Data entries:
--------------------
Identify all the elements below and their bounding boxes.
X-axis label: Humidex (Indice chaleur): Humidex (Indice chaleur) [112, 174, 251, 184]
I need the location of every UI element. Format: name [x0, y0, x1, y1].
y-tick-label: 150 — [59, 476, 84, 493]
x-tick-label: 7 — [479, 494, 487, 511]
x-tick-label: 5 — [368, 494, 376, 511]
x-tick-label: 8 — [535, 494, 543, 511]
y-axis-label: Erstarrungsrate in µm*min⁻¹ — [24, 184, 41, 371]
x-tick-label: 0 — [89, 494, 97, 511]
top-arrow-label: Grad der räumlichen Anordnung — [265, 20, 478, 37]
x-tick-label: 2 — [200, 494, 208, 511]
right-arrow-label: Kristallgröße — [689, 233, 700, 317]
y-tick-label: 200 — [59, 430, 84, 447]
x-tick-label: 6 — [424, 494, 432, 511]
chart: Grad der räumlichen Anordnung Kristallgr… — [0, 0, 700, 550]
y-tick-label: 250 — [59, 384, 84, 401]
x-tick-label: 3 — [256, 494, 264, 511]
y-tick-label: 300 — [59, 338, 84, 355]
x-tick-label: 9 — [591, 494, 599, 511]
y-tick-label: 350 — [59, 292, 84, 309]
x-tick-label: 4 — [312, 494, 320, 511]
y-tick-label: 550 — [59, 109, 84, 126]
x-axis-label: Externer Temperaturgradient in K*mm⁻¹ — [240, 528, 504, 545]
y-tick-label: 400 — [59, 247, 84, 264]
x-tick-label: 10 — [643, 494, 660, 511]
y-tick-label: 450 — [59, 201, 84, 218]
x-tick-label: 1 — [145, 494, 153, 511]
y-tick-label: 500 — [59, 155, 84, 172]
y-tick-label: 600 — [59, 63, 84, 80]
--------------------
Goal:
Reproduce every one of the entries above character for character, keeping the lines in their original order.

Full answer:
Identify all the elements below and their bounding boxes.
X-axis label: Humidex (Indice chaleur): Humidex (Indice chaleur) [112, 174, 251, 184]
I need the location of every UI element. Format: name [x0, y0, x1, y1].
y-tick-label: 150 — [59, 476, 84, 493]
x-tick-label: 7 — [479, 494, 487, 511]
x-tick-label: 5 — [368, 494, 376, 511]
x-tick-label: 8 — [535, 494, 543, 511]
y-axis-label: Erstarrungsrate in µm*min⁻¹ — [24, 184, 41, 371]
x-tick-label: 0 — [89, 494, 97, 511]
top-arrow-label: Grad der räumlichen Anordnung — [265, 20, 478, 37]
x-tick-label: 2 — [200, 494, 208, 511]
right-arrow-label: Kristallgröße — [689, 233, 700, 317]
y-tick-label: 200 — [59, 430, 84, 447]
x-tick-label: 6 — [424, 494, 432, 511]
chart: Grad der räumlichen Anordnung Kristallgr… — [0, 0, 700, 550]
y-tick-label: 250 — [59, 384, 84, 401]
x-tick-label: 3 — [256, 494, 264, 511]
y-tick-label: 300 — [59, 338, 84, 355]
x-tick-label: 9 — [591, 494, 599, 511]
y-tick-label: 350 — [59, 292, 84, 309]
x-tick-label: 4 — [312, 494, 320, 511]
y-tick-label: 550 — [59, 109, 84, 126]
x-axis-label: Externer Temperaturgradient in K*mm⁻¹ — [240, 528, 504, 545]
y-tick-label: 400 — [59, 247, 84, 264]
x-tick-label: 10 — [643, 494, 660, 511]
y-tick-label: 450 — [59, 201, 84, 218]
x-tick-label: 1 — [145, 494, 153, 511]
y-tick-label: 500 — [59, 155, 84, 172]
y-tick-label: 600 — [59, 63, 84, 80]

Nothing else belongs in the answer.